Task to complete » Extract each line holding the word "name" from the entries.

(Raw records)
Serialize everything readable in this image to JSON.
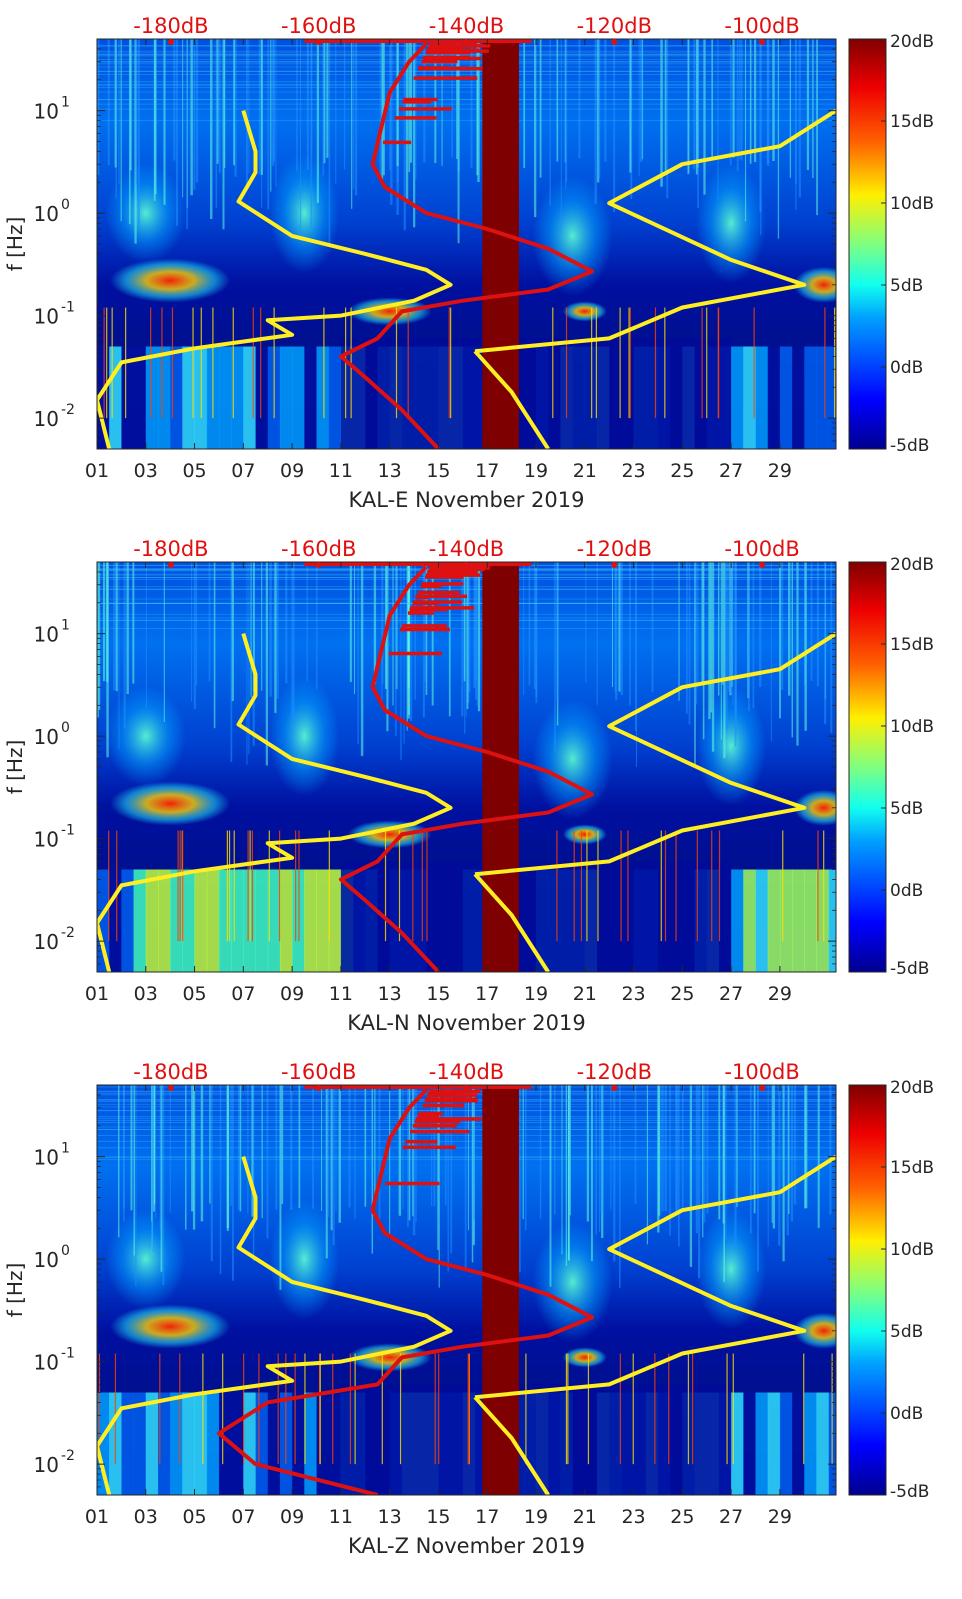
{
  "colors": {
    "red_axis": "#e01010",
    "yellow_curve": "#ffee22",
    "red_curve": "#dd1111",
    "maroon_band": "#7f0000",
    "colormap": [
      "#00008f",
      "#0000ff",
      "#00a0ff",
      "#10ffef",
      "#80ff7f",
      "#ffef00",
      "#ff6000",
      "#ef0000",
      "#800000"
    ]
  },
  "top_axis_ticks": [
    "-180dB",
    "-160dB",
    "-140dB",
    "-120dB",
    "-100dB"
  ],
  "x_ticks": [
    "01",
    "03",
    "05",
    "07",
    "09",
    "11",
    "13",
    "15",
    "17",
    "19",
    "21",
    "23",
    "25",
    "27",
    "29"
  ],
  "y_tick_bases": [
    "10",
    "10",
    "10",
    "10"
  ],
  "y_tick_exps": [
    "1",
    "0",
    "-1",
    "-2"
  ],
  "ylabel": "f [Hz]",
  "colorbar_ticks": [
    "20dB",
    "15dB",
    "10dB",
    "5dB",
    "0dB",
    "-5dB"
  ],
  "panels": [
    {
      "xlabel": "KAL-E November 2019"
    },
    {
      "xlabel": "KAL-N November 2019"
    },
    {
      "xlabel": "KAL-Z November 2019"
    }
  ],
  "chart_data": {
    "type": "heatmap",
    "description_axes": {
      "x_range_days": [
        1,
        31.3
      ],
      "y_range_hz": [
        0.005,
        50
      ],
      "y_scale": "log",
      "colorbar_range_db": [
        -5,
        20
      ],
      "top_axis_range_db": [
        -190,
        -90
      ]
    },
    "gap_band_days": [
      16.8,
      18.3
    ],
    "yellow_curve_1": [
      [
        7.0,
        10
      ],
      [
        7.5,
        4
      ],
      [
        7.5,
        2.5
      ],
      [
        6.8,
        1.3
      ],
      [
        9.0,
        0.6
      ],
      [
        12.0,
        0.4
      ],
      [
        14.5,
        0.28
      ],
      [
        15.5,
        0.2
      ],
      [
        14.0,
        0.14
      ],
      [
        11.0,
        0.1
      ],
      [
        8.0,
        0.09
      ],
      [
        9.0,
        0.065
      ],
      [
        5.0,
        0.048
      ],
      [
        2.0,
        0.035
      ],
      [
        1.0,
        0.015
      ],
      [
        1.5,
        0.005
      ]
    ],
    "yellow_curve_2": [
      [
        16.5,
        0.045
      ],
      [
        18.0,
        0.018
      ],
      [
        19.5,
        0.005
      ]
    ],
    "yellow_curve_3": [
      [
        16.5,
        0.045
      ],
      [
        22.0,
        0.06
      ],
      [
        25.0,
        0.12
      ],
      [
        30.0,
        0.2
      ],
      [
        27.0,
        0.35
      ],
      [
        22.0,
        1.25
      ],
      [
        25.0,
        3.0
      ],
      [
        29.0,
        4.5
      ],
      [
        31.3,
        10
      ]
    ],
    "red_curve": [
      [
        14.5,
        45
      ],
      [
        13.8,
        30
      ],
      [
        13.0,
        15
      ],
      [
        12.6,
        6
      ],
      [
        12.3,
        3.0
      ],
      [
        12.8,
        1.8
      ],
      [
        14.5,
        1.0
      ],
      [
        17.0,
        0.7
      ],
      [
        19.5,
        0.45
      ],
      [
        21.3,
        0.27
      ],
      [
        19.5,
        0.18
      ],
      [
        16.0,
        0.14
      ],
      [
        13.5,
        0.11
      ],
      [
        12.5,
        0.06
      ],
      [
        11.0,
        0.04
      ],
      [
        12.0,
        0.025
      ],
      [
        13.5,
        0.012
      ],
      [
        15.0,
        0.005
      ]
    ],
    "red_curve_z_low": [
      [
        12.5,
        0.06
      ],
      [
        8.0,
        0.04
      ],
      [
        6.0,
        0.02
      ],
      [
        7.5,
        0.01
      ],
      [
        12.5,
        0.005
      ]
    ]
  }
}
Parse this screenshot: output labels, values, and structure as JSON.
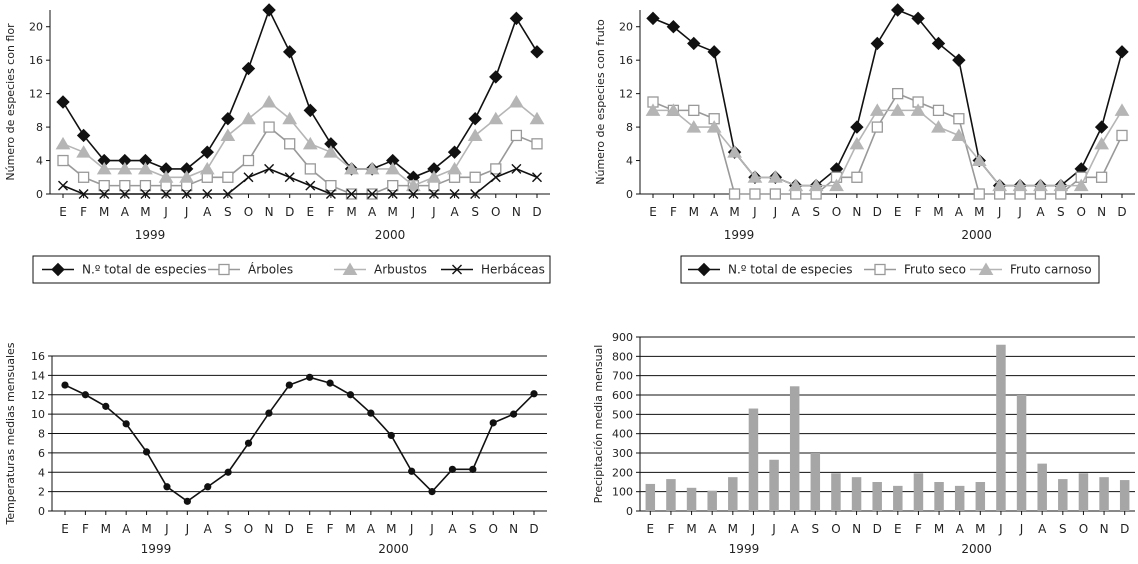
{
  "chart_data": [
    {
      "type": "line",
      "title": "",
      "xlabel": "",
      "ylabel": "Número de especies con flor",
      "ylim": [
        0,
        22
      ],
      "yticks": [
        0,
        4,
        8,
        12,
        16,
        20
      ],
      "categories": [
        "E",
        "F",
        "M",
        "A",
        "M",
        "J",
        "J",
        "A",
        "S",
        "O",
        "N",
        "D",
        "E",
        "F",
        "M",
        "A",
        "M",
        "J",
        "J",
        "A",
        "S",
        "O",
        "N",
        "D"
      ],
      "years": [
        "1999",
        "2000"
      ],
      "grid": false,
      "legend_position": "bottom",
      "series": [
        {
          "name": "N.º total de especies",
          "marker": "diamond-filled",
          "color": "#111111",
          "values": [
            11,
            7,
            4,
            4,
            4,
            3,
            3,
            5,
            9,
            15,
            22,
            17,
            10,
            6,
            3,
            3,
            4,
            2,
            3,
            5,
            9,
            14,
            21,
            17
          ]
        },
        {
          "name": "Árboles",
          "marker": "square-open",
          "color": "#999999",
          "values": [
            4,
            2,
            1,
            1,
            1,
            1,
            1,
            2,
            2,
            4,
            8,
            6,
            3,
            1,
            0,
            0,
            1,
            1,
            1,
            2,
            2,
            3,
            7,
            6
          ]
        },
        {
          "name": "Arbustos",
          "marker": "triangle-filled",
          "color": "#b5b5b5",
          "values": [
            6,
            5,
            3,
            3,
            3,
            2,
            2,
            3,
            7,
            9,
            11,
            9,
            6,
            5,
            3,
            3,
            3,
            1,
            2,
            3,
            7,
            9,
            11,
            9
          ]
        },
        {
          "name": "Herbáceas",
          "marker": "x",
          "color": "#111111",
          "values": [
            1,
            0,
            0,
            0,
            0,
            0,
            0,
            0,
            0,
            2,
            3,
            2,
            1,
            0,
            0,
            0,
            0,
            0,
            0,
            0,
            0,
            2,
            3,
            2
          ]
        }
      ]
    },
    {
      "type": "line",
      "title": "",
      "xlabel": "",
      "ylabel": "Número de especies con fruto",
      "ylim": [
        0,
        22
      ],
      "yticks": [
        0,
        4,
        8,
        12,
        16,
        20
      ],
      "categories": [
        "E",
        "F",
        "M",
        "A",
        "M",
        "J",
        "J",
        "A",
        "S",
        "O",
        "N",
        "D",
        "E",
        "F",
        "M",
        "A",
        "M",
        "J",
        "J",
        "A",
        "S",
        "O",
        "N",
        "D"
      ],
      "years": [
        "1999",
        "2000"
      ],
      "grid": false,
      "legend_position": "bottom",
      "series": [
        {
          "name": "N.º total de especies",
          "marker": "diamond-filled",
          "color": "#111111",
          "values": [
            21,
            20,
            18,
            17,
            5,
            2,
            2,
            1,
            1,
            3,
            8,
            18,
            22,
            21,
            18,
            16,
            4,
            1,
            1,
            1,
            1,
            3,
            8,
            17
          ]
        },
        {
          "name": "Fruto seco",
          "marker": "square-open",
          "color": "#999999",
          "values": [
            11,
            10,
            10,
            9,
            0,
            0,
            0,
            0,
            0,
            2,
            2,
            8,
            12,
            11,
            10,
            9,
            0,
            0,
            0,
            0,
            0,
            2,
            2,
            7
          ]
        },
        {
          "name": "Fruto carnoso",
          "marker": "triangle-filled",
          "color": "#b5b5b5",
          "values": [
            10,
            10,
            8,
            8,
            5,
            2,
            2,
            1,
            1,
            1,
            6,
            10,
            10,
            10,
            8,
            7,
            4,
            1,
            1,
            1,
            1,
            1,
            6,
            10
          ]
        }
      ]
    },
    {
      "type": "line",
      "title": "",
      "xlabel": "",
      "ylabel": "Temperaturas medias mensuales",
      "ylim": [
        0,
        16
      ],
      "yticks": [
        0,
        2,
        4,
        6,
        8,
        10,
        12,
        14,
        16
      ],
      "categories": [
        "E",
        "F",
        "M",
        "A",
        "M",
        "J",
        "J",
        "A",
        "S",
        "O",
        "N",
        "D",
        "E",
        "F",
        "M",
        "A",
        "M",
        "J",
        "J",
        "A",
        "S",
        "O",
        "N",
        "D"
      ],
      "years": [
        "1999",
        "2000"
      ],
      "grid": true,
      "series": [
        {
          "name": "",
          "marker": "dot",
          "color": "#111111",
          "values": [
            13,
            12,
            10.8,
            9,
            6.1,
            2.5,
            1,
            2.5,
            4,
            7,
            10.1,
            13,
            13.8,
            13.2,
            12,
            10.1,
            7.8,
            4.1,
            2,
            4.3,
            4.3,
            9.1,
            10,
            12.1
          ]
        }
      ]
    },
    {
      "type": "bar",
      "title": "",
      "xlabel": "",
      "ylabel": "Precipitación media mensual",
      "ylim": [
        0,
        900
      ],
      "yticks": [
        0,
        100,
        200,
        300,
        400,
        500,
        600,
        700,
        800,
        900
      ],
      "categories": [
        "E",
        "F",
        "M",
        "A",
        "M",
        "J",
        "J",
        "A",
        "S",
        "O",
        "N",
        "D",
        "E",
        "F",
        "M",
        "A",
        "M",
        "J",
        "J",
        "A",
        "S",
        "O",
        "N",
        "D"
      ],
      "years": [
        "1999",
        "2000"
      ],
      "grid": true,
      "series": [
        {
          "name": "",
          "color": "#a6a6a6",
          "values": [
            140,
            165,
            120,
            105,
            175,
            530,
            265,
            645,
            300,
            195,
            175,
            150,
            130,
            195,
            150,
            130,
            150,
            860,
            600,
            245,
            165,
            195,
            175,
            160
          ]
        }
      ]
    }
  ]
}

Finished task »
          "name": "N.º total de especies",
          "name": "Árboles",
          "name": "Arbustos",
          "name": "Herbáceas",
          "name": "N.º total de especies",
          "name": "Fruto seco",
          "name": "Fruto carnoso",
          "name": "",
          "name": "",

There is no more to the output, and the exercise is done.